> [Records for processing]:
^^^^^^^^^^^^^^^^

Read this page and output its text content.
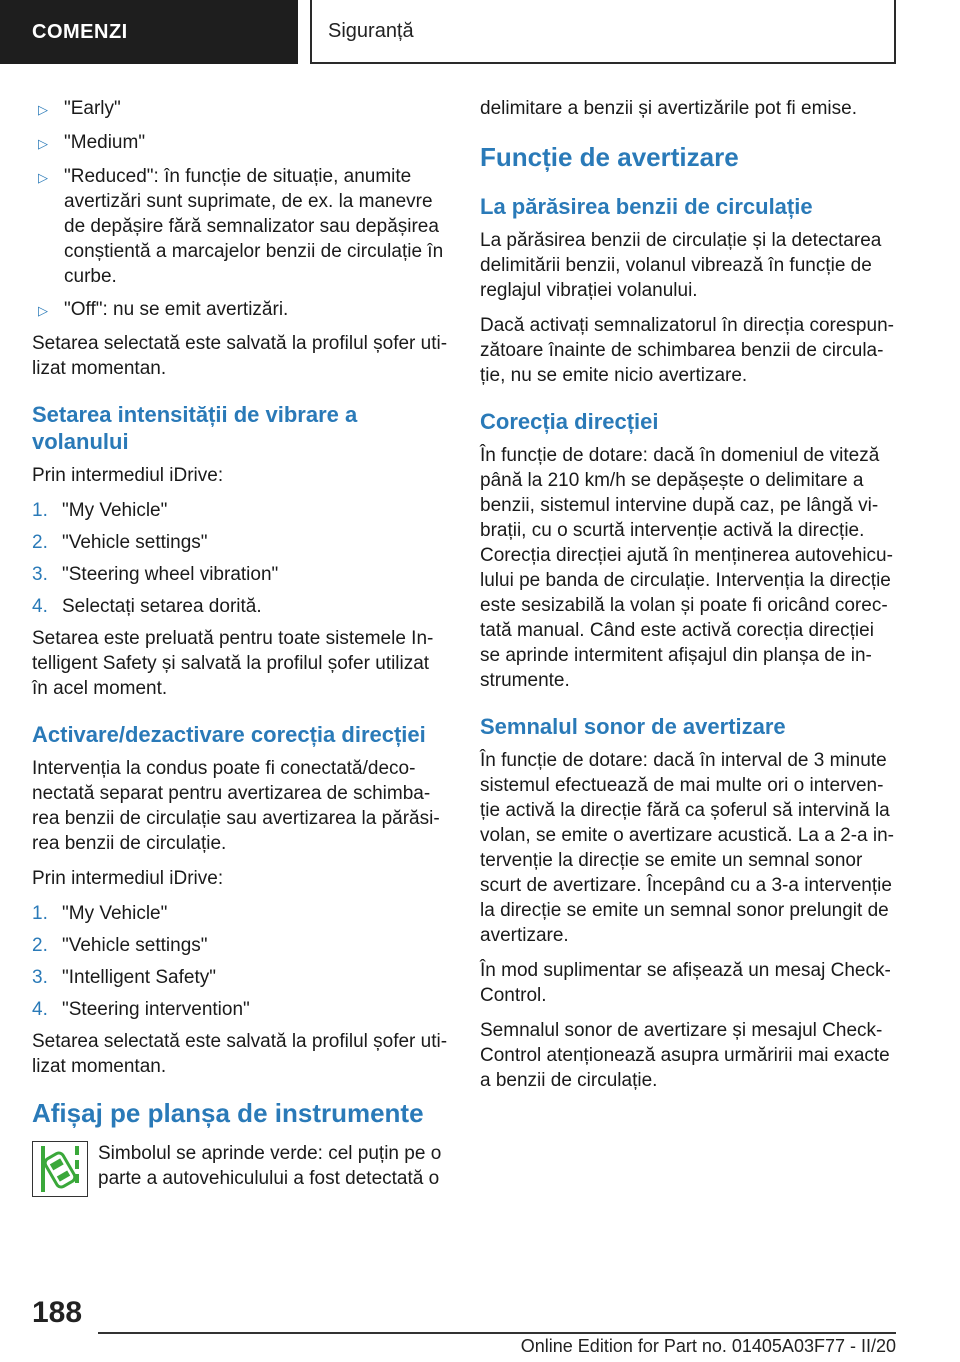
COMENZI	Siguranță
▷ "Early"
▷ "Medium"
▷ "Reduced": în funcție de situație, anumite avertizări sunt suprimate, de ex. la manevre de depășire fără semnalizator sau depășirea conștientă a marcajelor benzii de circulație în curbe.
▷ "Off": nu se emit avertizări.

Setarea selectată este salvată la profilul șofer utilizat momentan.

Setarea intensității de vibrare a volanului

Prin intermediul iDrive:

1. "My Vehicle"
2. "Vehicle settings"
3. "Steering wheel vibration"
4. Selectați setarea dorită.

Setarea este preluată pentru toate sistemele Intelligent Safety și salvată la profilul șofer utilizat în acel moment.

Activare/dezactivare corecția direcției

Intervenția la condus poate fi conectată/deconectată separat pentru avertizarea de schimbarea benzii de circulație sau avertizarea la părăsirea benzii de circulație.

Prin intermediul iDrive:

1. "My Vehicle"
2. "Vehicle settings"
3. "Intelligent Safety"
4. "Steering intervention"

Setarea selectată este salvată la profilul șofer utilizat momentan.

Afișaj pe planșa de instrumente
Simbolul se aprinde verde: cel puțin pe o parte a autovehiculului a fost detectată o

delimitare a benzii și avertizările pot fi emise.

Funcție de avertizare
La părăsirea benzii de circulație

La părăsirea benzii de circulație și la detectarea delimitării benzii, volanul vibrează în funcție de reglajul vibrației volanului.

Dacă activați semnalizatorul în direcția corespunzătoare înainte de schimbarea benzii de circulație, nu se emite nicio avertizare.

Corecția direcției

În funcție de dotare: dacă în domeniul de viteză până la 210 km/h se depășește o delimitare a benzii, sistemul intervine după caz, pe lângă vibrații, cu o scurtă intervenție activă la direcție. Corecția direcției ajută în menținerea autovehiculului pe banda de circulație. Intervenția la direcție este sesizabilă la volan și poate fi oricând corectată manual. Când este activă corecția direcției se aprinde intermitent afișajul din planșa de instrumente.

Semnalul sonor de avertizare

În funcție de dotare: dacă în interval de 3 minute sistemul efectuează de mai multe ori o intervenție activă la direcție fără ca șoferul să intervină la volan, se emite o avertizare acustică. La a 2-a intervenție la direcție se emite un semnal sonor scurt de avertizare. Începând cu a 3-a intervenție la direcție se emite un semnal sonor prelungit de avertizare.

În mod suplimentar se afișează un mesaj Check-Control.

Semnalul sonor de avertizare și mesajul Check-Control atenționează asupra urmăririi mai exacte a benzii de circulație.

188
Online Edition for Part no. 01405A03F77 - II/20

^^^^^^^^^^^^^^^^

> [Requirement]:
Check each line of the data above for the word "dotare", then state how many lines have it. Give the number alone.

> [Correct result]:
2